**Given task**: All lines in which the word "sous" occurs are to be extracted.

(Records from a dataset)
● ● ● ● ● ● ●
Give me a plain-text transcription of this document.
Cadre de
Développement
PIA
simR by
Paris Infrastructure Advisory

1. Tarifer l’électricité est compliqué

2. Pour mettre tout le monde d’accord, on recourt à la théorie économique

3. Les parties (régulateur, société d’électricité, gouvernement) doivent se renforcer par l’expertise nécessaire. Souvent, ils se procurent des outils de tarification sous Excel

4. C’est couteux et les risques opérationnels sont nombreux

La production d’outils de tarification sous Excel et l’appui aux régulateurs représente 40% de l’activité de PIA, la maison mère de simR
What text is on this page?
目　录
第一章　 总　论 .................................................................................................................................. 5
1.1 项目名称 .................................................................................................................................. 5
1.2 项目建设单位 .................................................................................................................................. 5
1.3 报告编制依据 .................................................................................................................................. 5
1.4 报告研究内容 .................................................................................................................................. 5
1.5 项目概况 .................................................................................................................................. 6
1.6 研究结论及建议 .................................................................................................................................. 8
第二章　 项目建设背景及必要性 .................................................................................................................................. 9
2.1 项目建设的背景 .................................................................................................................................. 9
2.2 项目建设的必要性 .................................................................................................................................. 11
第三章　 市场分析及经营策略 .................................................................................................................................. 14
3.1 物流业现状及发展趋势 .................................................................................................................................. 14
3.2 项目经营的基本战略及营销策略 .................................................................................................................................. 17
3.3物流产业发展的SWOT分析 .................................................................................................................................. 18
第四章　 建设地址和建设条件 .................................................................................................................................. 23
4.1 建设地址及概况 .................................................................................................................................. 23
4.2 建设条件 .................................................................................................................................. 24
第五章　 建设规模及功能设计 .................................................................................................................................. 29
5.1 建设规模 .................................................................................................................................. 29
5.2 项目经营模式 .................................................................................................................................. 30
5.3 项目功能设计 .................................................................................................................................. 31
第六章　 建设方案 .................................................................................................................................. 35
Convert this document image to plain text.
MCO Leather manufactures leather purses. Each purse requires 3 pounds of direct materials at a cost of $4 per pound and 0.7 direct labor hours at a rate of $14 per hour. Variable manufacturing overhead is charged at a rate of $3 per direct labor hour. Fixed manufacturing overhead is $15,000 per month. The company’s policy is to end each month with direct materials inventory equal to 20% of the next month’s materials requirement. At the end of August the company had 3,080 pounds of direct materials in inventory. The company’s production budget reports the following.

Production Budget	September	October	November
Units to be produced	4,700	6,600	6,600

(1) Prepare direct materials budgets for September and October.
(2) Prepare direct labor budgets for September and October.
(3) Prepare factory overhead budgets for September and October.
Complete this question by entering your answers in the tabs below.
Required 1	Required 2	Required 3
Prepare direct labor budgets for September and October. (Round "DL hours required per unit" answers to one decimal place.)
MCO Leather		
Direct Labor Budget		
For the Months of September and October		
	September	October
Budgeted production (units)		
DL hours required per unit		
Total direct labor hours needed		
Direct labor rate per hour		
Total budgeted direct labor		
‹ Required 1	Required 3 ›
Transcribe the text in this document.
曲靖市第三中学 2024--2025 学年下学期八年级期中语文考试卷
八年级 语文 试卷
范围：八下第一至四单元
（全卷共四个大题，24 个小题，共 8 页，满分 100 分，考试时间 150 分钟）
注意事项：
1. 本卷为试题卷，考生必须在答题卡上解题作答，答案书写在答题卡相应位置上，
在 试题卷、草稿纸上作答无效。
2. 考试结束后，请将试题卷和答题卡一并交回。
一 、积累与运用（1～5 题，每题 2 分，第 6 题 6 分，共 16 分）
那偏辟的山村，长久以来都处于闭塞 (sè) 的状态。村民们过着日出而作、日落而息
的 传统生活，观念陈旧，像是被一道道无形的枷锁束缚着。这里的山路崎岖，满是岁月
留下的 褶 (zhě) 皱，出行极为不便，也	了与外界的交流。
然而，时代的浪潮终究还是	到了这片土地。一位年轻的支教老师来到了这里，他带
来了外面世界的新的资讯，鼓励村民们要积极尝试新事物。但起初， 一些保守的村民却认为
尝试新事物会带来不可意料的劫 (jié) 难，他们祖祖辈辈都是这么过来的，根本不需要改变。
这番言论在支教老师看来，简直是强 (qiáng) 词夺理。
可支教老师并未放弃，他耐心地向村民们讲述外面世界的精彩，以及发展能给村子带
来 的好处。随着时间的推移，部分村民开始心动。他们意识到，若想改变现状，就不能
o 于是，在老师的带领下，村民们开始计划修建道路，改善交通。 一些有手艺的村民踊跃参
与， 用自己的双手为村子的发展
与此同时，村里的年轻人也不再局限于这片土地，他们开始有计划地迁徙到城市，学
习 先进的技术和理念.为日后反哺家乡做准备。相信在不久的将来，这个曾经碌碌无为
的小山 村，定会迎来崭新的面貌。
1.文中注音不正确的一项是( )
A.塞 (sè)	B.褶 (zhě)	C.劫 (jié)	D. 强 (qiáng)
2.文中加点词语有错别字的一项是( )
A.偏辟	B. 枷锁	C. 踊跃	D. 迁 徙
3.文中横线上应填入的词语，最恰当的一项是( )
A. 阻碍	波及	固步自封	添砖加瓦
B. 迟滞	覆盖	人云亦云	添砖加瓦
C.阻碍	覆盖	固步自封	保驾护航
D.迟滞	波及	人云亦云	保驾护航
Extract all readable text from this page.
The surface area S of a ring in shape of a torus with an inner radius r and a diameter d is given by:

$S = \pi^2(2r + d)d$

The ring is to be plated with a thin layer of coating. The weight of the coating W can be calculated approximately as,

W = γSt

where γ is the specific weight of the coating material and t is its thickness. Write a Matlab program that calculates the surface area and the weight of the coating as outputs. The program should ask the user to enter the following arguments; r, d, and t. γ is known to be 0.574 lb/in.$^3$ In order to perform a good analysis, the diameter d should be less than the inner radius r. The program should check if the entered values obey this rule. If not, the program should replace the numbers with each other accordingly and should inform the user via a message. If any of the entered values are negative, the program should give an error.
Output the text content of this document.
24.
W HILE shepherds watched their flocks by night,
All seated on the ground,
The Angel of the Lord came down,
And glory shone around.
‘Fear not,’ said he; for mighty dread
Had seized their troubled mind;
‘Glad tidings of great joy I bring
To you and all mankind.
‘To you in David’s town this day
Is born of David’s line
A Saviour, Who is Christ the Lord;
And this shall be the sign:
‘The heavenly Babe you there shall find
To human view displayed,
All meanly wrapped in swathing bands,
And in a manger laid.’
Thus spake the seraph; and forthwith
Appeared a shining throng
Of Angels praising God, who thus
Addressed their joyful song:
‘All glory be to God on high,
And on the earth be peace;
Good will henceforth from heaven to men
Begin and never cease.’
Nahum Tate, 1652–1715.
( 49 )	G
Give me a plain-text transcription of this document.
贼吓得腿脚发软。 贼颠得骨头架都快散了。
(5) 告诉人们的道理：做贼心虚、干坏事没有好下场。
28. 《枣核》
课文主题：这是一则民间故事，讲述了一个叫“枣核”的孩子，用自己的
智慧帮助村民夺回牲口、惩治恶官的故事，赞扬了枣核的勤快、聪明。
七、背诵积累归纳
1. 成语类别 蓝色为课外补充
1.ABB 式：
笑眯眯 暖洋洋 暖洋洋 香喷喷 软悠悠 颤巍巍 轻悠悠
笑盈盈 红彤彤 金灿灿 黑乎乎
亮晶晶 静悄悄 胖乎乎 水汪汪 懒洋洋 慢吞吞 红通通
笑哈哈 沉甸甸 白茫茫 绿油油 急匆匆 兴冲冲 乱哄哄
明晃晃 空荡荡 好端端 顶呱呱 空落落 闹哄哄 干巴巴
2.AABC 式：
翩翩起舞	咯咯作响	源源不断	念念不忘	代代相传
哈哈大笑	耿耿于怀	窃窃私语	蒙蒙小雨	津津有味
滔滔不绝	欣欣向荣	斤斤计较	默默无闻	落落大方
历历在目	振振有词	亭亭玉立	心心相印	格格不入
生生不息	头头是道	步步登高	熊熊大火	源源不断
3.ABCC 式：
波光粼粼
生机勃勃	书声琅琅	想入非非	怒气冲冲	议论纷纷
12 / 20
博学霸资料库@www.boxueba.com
● ● ● ● ● ● ●
**Answer to this problem**:
3. Les parties (régulateur, société d’électricité, gouvernement) doivent se renforcer par l’expertise nécessaire. Souvent, ils se procurent des outils de tarification sous Excel
La production d’outils de tarification sous Excel et l’appui aux régulateurs représente 40% de l’activité de PIA, la maison mère de simR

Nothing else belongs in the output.